**Available records**
++++++++++

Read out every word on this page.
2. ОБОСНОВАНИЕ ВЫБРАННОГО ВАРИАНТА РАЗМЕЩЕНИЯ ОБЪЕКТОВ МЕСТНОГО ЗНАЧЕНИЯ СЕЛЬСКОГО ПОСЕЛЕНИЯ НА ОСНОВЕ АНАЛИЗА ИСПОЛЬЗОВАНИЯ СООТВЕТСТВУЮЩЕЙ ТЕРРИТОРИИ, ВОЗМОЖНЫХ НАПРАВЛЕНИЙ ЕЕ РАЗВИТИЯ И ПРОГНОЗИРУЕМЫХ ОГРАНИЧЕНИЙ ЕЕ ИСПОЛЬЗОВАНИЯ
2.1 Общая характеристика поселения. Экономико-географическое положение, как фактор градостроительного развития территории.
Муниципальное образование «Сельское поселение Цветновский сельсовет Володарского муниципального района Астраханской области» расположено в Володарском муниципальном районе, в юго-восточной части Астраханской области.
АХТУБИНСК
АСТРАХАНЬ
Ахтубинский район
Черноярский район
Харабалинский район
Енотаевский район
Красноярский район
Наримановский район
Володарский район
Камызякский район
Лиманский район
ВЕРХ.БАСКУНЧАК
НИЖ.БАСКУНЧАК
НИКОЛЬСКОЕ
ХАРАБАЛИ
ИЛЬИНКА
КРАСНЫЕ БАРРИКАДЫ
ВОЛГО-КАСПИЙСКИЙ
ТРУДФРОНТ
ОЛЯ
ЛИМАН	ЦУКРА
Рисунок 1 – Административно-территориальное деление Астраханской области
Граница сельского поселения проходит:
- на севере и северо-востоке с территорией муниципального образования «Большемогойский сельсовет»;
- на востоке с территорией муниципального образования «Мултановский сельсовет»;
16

++++++++++

**Task goal**
Retype every entry word for word.

**Response**
Read out every word on this page.
2. ОБОСНОВАНИЕ ВЫБРАННОГО ВАРИАНТА РАЗМЕЩЕНИЯ ОБЪЕКТОВ МЕСТНОГО ЗНАЧЕНИЯ СЕЛЬСКОГО ПОСЕЛЕНИЯ НА ОСНОВЕ АНАЛИЗА ИСПОЛЬЗОВАНИЯ СООТВЕТСТВУЮЩЕЙ ТЕРРИТОРИИ, ВОЗМОЖНЫХ НАПРАВЛЕНИЙ ЕЕ РАЗВИТИЯ И ПРОГНОЗИРУЕМЫХ ОГРАНИЧЕНИЙ ЕЕ ИСПОЛЬЗОВАНИЯ
2.1 Общая характеристика поселения. Экономико-географическое положение, как фактор градостроительного развития территории.
Муниципальное образование «Сельское поселение Цветновский сельсовет Володарского муниципального района Астраханской области» расположено в Володарском муниципальном районе, в юго-восточной части Астраханской области.
АХТУБИНСК
АСТРАХАНЬ
Ахтубинский район
Черноярский район
Харабалинский район
Енотаевский район
Красноярский район
Наримановский район
Володарский район
Камызякский район
Лиманский район
ВЕРХ.БАСКУНЧАК
НИЖ.БАСКУНЧАК
НИКОЛЬСКОЕ
ХАРАБАЛИ
ИЛЬИНКА
КРАСНЫЕ БАРРИКАДЫ
ВОЛГО-КАСПИЙСКИЙ
ТРУДФРОНТ
ОЛЯ
ЛИМАН	ЦУКРА
Рисунок 1 – Административно-территориальное деление Астраханской области
Граница сельского поселения проходит:
- на севере и северо-востоке с территорией муниципального образования «Большемогойский сельсовет»;
- на востоке с территорией муниципального образования «Мултановский сельсовет»;
16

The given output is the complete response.